Exercise task: Report, as a bare number, how many lines of the material below contain the word "Configuration".

Supplied data:
— start —
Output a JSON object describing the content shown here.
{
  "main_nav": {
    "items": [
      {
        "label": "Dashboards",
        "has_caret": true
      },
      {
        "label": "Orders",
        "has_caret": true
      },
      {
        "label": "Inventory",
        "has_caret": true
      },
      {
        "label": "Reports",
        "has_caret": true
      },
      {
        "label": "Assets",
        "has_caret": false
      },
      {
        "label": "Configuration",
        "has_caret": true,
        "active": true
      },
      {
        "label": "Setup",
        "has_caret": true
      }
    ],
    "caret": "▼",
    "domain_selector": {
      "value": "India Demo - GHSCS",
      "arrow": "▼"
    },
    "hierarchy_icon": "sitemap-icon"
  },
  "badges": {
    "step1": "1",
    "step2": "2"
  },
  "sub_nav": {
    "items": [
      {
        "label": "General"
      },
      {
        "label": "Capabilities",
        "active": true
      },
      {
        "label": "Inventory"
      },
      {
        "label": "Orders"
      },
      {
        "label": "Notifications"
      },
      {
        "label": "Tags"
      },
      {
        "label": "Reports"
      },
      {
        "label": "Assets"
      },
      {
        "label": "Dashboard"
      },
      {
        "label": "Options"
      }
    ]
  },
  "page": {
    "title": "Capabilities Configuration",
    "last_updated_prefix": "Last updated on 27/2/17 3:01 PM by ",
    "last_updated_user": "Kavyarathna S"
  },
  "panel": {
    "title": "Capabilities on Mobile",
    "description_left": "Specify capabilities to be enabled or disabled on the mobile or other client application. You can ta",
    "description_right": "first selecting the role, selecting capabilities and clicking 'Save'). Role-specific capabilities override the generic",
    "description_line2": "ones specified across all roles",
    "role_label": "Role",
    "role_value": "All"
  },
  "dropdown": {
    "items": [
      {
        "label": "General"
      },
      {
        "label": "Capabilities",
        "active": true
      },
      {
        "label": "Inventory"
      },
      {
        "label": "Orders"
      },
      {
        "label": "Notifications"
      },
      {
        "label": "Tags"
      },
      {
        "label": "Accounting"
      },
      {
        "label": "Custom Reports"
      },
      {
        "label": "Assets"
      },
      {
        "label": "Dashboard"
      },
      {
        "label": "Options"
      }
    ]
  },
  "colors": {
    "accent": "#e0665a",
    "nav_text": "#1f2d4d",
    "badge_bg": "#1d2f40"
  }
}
— end —
— start —
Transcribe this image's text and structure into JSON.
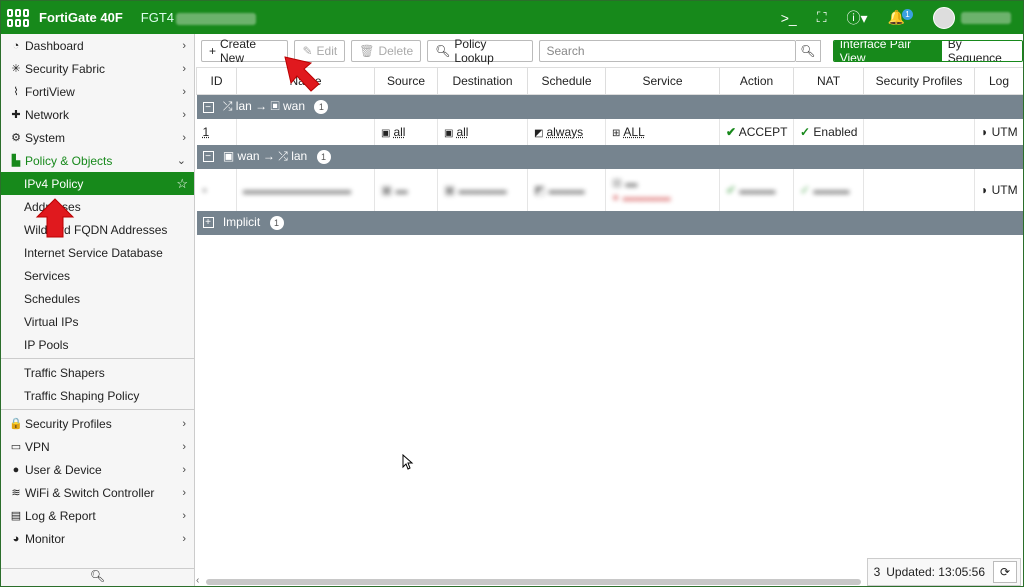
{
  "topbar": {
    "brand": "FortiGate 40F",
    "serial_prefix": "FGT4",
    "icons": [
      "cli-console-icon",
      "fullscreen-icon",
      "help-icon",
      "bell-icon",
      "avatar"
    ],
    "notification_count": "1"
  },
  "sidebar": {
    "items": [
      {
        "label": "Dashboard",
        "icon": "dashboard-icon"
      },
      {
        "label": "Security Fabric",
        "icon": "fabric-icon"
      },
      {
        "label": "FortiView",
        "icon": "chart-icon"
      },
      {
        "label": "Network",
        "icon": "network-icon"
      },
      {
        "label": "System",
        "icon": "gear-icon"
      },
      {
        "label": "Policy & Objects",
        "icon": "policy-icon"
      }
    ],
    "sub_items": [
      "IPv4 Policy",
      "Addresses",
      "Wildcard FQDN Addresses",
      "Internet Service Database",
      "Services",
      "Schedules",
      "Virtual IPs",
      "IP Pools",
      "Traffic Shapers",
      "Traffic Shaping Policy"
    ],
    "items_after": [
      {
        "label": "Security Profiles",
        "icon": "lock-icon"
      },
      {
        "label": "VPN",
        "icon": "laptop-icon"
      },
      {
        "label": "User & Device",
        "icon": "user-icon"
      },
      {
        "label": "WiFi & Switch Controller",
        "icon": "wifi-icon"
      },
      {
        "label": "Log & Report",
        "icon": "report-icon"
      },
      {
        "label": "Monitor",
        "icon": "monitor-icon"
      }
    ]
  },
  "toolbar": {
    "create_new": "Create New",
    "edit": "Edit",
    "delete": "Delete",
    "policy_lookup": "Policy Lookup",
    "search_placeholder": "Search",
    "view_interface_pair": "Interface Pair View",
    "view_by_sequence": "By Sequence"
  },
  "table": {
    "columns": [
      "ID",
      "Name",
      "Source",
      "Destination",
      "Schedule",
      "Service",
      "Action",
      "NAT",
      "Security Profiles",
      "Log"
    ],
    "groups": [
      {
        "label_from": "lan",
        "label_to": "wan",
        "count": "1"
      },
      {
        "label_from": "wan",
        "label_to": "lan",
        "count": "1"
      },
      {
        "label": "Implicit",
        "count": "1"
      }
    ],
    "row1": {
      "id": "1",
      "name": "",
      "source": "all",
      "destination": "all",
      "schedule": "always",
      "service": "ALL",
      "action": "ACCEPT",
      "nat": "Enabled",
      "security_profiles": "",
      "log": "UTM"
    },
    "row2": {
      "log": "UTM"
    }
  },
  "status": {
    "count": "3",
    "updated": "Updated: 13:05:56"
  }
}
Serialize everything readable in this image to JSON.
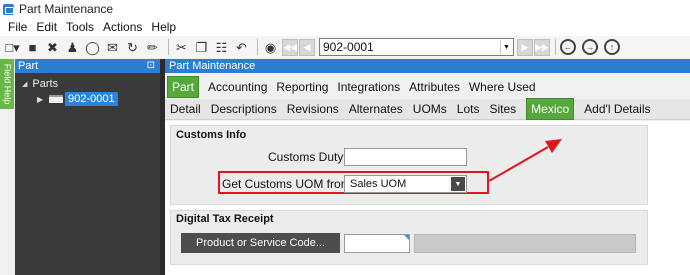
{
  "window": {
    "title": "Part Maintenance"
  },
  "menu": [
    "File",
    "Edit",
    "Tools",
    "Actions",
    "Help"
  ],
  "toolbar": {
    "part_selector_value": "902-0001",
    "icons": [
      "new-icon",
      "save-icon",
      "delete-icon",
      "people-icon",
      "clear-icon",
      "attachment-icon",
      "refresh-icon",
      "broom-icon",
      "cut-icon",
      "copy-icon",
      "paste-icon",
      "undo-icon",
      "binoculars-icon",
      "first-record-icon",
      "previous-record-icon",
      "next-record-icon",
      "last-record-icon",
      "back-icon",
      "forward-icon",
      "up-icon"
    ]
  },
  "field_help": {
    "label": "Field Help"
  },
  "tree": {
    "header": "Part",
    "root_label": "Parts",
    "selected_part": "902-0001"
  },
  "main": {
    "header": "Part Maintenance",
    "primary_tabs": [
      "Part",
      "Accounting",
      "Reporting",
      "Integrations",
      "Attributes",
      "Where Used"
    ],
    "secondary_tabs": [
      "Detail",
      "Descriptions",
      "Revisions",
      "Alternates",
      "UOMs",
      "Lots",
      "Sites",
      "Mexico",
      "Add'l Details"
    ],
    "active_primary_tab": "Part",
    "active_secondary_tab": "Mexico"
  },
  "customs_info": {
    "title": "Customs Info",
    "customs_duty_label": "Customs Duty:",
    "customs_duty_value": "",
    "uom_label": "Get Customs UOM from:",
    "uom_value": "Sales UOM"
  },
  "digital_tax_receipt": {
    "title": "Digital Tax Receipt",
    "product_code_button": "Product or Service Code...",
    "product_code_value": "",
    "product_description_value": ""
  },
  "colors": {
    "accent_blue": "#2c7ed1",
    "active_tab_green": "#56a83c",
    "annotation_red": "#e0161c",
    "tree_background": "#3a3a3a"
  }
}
— end —
Written answer: 2